**Task requirements:**
Track down each line that has the word "this" and copy it.

**Available data:**
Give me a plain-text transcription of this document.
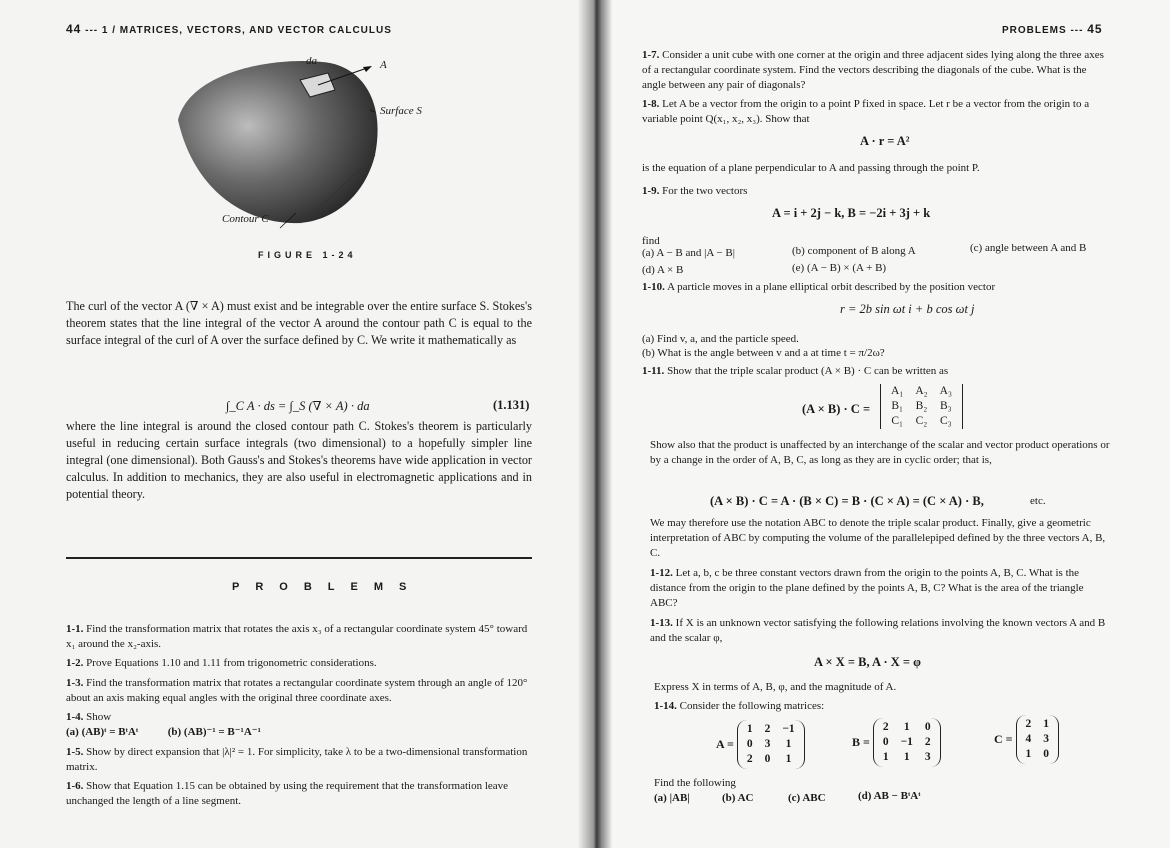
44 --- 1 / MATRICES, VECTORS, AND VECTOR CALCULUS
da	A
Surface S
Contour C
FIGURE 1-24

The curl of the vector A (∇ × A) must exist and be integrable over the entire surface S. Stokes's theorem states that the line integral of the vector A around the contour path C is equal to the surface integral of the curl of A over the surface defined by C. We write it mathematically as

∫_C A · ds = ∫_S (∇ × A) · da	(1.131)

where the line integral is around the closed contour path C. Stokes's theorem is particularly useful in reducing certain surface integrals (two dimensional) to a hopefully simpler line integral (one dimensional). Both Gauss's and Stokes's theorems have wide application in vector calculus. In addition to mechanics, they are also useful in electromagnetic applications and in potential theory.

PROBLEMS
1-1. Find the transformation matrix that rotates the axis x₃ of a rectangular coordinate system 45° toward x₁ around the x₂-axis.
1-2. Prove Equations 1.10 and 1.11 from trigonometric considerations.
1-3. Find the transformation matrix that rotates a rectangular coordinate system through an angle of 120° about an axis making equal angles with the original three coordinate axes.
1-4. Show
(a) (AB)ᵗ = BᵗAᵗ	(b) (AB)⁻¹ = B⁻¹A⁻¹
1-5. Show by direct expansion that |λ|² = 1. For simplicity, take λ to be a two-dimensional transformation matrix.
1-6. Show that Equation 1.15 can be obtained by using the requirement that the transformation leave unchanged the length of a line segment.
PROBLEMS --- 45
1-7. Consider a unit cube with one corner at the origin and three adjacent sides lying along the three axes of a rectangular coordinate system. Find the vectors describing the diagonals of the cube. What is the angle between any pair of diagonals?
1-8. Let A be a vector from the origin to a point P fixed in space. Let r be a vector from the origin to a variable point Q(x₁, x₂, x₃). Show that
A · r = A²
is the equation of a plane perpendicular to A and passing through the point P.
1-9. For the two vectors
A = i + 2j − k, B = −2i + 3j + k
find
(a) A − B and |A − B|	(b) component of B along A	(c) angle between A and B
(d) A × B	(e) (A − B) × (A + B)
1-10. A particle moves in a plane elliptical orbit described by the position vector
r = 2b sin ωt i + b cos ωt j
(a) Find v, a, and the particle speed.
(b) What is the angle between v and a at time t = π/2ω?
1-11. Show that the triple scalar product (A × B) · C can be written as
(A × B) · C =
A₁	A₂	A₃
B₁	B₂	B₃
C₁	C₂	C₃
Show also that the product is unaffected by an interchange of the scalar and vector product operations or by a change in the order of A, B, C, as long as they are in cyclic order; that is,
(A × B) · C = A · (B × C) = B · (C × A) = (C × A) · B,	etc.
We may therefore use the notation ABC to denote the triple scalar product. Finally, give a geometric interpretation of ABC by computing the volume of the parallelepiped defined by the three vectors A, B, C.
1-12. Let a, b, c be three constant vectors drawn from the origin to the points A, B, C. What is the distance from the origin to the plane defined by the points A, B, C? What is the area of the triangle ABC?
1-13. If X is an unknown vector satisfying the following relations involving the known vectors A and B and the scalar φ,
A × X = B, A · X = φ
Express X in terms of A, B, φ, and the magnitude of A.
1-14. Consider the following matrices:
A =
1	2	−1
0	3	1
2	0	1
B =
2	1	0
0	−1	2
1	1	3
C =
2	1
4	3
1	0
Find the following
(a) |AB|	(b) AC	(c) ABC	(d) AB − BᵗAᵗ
--
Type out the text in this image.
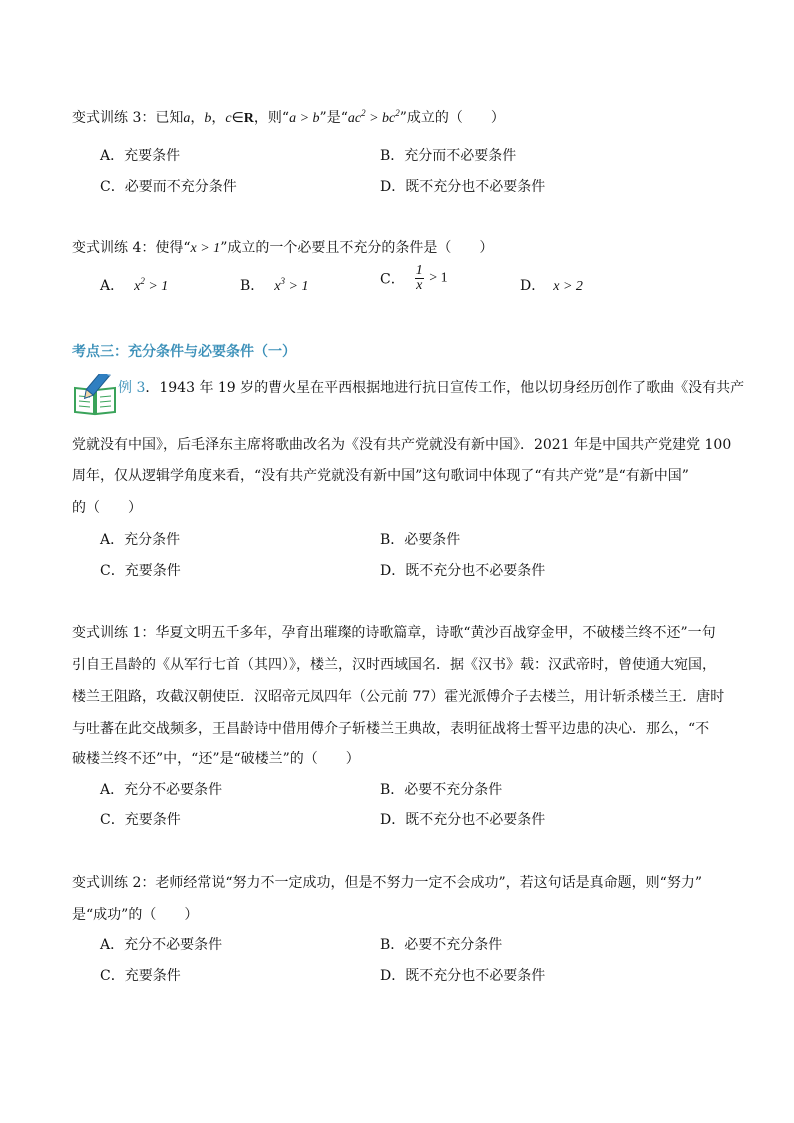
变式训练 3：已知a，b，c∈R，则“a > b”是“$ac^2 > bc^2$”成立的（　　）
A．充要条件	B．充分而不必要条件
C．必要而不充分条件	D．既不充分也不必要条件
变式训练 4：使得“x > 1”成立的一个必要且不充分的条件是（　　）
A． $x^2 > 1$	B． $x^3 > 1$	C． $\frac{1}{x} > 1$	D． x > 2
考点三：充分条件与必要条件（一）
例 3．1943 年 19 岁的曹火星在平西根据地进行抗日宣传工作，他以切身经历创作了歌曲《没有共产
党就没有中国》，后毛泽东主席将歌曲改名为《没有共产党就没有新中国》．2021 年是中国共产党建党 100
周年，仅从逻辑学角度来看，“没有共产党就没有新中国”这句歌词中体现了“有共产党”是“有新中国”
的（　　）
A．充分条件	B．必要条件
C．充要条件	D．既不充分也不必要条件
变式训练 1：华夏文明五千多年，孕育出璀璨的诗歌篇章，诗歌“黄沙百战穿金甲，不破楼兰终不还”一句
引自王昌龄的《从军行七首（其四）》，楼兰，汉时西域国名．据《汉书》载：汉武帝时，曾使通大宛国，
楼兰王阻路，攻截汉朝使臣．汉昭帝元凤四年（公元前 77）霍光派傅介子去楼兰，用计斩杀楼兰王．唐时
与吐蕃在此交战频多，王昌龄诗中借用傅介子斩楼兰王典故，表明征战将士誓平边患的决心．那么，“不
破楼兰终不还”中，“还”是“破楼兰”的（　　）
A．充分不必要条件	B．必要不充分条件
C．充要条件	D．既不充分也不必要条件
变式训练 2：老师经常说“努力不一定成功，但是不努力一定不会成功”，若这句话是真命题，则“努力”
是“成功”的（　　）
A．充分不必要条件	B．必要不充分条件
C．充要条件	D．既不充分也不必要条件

**Task response:**
Give me a plain-text transcription of this document.
Type out the text in this image.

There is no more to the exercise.